╭──

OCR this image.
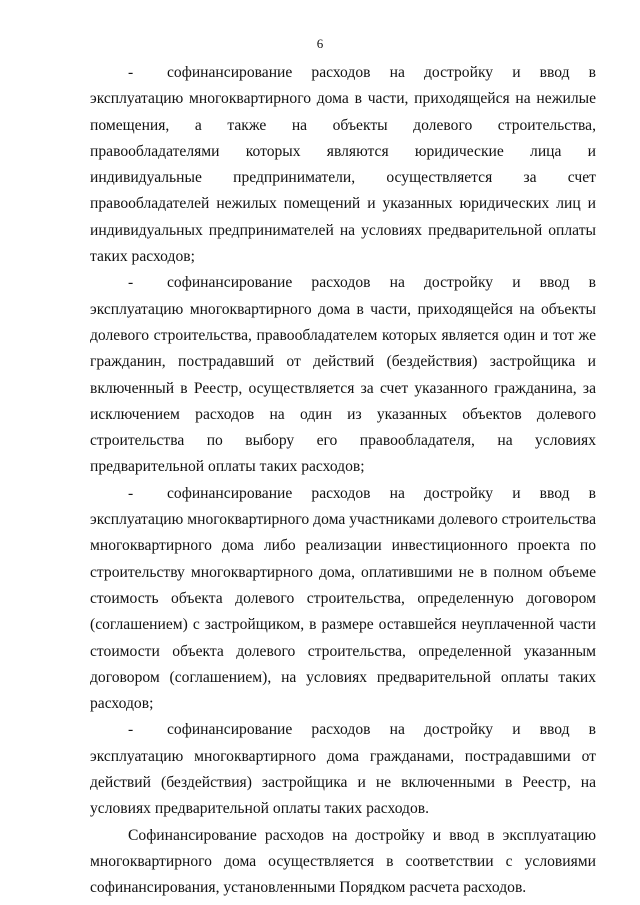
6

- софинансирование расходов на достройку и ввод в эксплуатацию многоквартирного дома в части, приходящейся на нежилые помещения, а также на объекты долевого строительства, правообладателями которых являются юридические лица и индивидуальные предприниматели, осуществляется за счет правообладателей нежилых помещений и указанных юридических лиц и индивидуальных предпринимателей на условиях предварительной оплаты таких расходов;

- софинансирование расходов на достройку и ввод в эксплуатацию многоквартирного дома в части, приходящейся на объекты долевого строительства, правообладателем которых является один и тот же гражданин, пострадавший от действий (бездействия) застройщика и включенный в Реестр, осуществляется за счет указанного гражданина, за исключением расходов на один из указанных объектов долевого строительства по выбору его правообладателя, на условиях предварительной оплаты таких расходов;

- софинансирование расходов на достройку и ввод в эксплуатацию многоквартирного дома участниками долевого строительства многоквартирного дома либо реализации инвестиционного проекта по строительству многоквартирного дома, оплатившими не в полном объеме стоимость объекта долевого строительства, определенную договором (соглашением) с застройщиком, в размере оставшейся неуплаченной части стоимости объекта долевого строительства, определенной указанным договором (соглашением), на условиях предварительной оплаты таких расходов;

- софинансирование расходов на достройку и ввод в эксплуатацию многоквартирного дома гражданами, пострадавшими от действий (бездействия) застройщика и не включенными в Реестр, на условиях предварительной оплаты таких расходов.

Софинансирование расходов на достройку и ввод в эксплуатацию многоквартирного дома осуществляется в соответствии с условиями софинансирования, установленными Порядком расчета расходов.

╰──
╭──

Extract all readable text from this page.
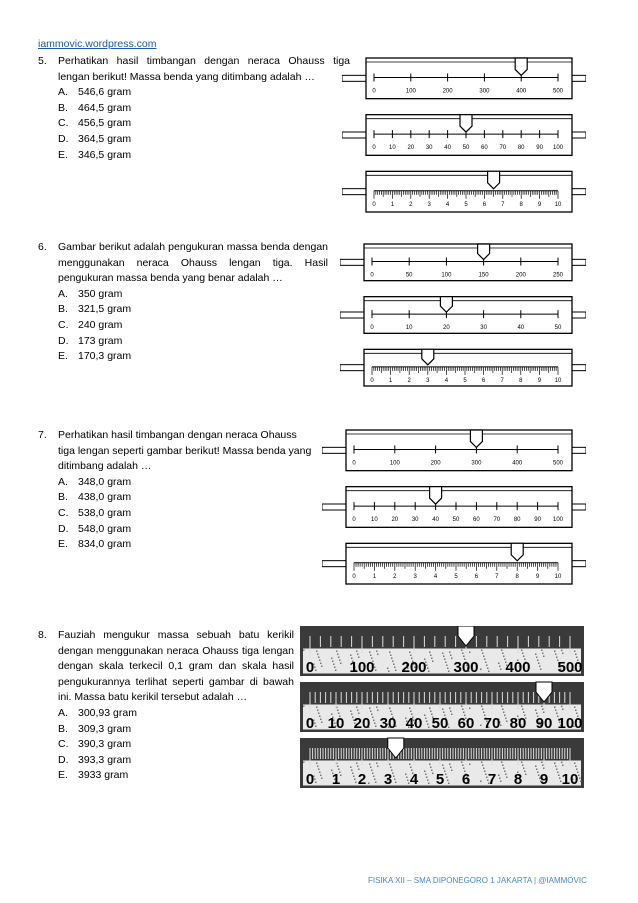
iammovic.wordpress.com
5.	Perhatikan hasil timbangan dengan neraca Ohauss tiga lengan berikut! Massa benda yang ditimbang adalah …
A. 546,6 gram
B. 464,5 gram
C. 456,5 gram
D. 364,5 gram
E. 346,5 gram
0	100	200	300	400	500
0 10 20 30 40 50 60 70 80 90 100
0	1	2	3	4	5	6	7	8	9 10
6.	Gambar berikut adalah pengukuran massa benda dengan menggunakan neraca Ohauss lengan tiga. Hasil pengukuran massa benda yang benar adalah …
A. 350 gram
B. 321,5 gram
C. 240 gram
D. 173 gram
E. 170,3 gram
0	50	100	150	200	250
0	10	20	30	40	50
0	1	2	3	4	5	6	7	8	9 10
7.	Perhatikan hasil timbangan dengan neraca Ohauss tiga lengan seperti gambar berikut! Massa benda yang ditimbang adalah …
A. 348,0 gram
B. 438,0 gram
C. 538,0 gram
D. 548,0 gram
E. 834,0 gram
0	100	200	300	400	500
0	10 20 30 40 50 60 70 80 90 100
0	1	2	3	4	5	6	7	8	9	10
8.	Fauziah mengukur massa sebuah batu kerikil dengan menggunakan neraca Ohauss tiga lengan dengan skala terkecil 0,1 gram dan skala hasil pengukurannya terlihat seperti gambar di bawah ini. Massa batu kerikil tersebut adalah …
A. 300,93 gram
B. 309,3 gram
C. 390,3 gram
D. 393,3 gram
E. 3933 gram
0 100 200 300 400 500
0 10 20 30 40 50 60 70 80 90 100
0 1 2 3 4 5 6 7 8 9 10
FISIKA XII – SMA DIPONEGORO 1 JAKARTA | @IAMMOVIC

╰──

◆ OBJECTIVE
Looking at the listing above, how many of its lines contain the string "this"? Give the number alone.

◆ ANSWER TO THE PROBLEM
2